PAT甲級-1010. Radix (25)進位制
1010. Radix (25)
Given a pair of positive integers, for example, 6 and 110, can this equation 6 = 110 be true? The answer is "yes", if 6 is a decimal number and 110 is a binary number.
Now for any pair of positive integers N1 and N2, your task is to find the radix of one number while that of the other is given.

提取数据:

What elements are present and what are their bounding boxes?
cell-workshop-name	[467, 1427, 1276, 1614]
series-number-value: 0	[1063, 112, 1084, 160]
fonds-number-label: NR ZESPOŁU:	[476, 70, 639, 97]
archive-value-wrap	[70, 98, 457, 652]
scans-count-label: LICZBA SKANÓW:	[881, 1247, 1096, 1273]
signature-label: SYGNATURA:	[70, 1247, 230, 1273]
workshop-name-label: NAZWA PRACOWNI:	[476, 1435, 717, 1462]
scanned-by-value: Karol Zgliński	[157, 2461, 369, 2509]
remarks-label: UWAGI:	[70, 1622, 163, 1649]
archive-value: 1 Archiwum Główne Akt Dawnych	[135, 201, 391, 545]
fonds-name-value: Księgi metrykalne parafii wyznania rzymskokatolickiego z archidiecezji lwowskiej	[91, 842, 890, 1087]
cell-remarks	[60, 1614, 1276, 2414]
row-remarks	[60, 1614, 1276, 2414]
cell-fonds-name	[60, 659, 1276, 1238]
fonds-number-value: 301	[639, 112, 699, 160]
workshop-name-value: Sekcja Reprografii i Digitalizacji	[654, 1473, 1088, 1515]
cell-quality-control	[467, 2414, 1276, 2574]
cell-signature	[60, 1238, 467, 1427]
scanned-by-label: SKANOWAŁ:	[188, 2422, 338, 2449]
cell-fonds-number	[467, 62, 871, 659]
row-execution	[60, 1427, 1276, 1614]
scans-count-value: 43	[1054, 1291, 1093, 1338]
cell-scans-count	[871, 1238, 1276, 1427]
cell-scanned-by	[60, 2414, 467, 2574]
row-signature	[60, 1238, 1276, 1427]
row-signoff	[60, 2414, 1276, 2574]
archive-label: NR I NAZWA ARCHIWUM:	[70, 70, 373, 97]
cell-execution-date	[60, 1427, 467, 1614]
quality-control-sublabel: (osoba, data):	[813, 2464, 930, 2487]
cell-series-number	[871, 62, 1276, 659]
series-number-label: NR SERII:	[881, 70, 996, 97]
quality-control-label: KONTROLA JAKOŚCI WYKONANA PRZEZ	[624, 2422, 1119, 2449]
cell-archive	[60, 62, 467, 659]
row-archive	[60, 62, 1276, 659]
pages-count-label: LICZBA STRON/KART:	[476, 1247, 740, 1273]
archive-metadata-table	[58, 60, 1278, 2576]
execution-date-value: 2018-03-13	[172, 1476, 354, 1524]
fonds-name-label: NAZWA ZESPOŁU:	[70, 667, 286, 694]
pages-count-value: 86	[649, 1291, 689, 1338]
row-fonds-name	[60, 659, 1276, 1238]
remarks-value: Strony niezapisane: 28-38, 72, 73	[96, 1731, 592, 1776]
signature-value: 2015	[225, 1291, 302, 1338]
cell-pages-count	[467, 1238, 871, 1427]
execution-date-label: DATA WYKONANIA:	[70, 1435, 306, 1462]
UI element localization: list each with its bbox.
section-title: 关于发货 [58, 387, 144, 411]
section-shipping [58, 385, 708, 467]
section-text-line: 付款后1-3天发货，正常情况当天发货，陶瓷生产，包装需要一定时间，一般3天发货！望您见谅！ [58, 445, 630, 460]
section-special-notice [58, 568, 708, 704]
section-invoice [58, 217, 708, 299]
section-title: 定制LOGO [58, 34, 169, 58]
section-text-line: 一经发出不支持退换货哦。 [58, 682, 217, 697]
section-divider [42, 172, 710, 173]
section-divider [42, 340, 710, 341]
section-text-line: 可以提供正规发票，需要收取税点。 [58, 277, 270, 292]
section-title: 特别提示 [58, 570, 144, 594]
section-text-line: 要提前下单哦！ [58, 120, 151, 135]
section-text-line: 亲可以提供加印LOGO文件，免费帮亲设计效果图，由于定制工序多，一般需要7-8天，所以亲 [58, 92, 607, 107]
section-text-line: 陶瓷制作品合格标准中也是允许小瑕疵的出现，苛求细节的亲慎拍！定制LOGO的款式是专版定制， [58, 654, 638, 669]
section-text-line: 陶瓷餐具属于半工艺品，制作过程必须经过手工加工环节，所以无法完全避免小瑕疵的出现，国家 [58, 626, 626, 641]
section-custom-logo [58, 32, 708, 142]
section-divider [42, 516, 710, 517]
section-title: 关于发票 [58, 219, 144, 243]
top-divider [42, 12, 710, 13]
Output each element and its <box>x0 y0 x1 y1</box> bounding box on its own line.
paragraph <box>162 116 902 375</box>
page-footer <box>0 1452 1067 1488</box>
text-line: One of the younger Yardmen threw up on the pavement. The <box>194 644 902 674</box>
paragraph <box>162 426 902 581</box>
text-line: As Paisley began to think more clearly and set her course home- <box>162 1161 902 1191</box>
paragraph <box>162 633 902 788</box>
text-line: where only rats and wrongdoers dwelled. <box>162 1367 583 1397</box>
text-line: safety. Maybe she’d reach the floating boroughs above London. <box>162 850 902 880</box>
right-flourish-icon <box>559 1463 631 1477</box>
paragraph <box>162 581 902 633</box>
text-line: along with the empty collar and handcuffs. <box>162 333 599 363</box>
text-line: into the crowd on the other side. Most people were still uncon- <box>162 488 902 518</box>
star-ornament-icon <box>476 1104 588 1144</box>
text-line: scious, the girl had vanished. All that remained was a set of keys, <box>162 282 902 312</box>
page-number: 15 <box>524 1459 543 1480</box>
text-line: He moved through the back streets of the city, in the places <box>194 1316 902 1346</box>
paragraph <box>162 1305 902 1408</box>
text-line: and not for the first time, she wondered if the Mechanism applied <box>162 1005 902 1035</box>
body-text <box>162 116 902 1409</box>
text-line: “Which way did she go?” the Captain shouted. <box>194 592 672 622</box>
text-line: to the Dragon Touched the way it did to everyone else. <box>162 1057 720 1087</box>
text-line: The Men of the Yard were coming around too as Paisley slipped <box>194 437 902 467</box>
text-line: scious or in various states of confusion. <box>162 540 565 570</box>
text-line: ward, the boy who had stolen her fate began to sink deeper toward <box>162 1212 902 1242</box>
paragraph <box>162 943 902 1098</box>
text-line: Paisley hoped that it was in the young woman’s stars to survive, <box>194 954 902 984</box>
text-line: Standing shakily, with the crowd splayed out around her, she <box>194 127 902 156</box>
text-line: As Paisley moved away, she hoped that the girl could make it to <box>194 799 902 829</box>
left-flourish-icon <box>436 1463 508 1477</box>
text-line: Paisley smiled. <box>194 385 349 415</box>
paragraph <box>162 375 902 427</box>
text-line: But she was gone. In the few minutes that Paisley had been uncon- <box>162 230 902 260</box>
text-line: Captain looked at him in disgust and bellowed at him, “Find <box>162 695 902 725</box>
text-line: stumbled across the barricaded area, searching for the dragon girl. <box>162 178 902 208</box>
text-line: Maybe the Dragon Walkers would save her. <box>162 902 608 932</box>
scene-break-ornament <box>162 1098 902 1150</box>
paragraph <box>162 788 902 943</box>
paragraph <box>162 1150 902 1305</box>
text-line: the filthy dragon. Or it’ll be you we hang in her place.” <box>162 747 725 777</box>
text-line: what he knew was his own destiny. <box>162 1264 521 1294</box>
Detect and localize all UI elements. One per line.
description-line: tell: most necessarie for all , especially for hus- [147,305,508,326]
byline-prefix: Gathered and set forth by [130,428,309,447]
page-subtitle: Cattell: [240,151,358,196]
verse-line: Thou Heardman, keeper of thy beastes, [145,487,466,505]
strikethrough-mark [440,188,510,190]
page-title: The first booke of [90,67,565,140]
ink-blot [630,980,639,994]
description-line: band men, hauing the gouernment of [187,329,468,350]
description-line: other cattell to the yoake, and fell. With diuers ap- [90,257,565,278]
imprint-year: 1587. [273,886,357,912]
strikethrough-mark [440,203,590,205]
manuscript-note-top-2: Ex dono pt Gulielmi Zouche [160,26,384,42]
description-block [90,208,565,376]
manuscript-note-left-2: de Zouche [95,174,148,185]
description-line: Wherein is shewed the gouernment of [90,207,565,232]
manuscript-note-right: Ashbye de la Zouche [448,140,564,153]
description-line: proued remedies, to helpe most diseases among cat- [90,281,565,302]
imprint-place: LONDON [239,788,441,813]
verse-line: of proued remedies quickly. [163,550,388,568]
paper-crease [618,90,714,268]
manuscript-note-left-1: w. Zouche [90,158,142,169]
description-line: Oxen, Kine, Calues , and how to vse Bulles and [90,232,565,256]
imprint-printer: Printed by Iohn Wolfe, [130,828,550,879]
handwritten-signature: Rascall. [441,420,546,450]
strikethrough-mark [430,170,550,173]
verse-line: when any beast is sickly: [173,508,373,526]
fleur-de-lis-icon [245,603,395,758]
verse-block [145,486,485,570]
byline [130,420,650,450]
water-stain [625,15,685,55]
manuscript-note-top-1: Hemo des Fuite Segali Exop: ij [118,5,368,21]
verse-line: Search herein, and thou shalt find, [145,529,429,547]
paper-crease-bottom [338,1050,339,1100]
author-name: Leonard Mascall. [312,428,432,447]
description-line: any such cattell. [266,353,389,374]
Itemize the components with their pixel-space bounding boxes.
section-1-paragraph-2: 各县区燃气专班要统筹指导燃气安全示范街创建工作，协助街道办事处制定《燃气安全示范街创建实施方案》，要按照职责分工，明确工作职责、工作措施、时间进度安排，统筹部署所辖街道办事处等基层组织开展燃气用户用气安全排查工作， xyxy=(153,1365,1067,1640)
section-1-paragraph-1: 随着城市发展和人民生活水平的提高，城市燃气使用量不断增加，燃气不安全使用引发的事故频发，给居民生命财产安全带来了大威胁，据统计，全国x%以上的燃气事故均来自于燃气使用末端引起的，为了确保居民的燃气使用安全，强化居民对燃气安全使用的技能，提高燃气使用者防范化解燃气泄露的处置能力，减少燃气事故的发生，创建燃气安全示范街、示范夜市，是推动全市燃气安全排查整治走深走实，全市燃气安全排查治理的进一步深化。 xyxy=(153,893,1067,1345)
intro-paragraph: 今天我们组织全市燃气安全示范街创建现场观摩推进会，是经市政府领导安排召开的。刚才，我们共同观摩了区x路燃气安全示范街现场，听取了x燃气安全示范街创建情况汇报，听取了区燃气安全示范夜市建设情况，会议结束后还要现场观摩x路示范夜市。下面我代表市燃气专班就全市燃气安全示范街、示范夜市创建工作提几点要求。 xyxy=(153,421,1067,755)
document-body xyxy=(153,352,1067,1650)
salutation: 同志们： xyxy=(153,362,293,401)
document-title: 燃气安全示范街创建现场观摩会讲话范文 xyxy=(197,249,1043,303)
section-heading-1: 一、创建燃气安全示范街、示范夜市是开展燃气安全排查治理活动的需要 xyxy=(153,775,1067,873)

任务: 请更新文档节选中以含有“PAT甲級-1010. Radix (25)進位制”的词句开头、以“a binary number.”结尾的部分，把其中的“binary”换成“ternary”后重新写出。

最终结果:
PAT甲級-1010. Radix (25)進位制
1010. Radix (25)
Given a pair of positive integers, for example, 6 and 110, can this equation 6 = 110 be true? The answer is "yes", if 6 is a decimal number and 110 is a ternary number.